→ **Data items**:
* START *

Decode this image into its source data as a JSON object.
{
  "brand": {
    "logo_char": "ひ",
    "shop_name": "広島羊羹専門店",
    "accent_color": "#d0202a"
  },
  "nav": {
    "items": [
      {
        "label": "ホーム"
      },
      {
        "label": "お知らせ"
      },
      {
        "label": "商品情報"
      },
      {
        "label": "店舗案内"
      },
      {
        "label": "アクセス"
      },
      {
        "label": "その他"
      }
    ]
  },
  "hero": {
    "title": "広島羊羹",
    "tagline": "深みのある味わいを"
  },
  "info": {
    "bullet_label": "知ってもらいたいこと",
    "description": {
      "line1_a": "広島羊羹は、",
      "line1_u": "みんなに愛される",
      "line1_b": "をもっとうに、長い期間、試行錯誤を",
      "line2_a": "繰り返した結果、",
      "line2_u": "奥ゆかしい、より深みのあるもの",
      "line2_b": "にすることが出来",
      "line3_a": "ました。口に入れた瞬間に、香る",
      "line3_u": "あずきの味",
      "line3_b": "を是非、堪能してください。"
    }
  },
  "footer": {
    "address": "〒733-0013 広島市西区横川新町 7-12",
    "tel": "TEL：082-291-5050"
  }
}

* END *

→ **WRITTEN INSTRUCTION**:
Reproduce each line verbatim.

→ **TASK ANSWER**:
Decode this image into its source data as a JSON object.
{
  "brand": {
    "logo_char": "ひ",
    "shop_name": "広島羊羹専門店",
    "accent_color": "#d0202a"
  },
  "nav": {
    "items": [
      {
        "label": "ホーム"
      },
      {
        "label": "お知らせ"
      },
      {
        "label": "商品情報"
      },
      {
        "label": "店舗案内"
      },
      {
        "label": "アクセス"
      },
      {
        "label": "その他"
      }
    ]
  },
  "hero": {
    "title": "広島羊羹",
    "tagline": "深みのある味わいを"
  },
  "info": {
    "bullet_label": "知ってもらいたいこと",
    "description": {
      "line1_a": "広島羊羹は、",
      "line1_u": "みんなに愛される",
      "line1_b": "をもっとうに、長い期間、試行錯誤を",
      "line2_a": "繰り返した結果、",
      "line2_u": "奥ゆかしい、より深みのあるもの",
      "line2_b": "にすることが出来",
      "line3_a": "ました。口に入れた瞬間に、香る",
      "line3_u": "あずきの味",
      "line3_b": "を是非、堪能してください。"
    }
  },
  "footer": {
    "address": "〒733-0013 広島市西区横川新町 7-12",
    "tel": "TEL：082-291-5050"
  }
}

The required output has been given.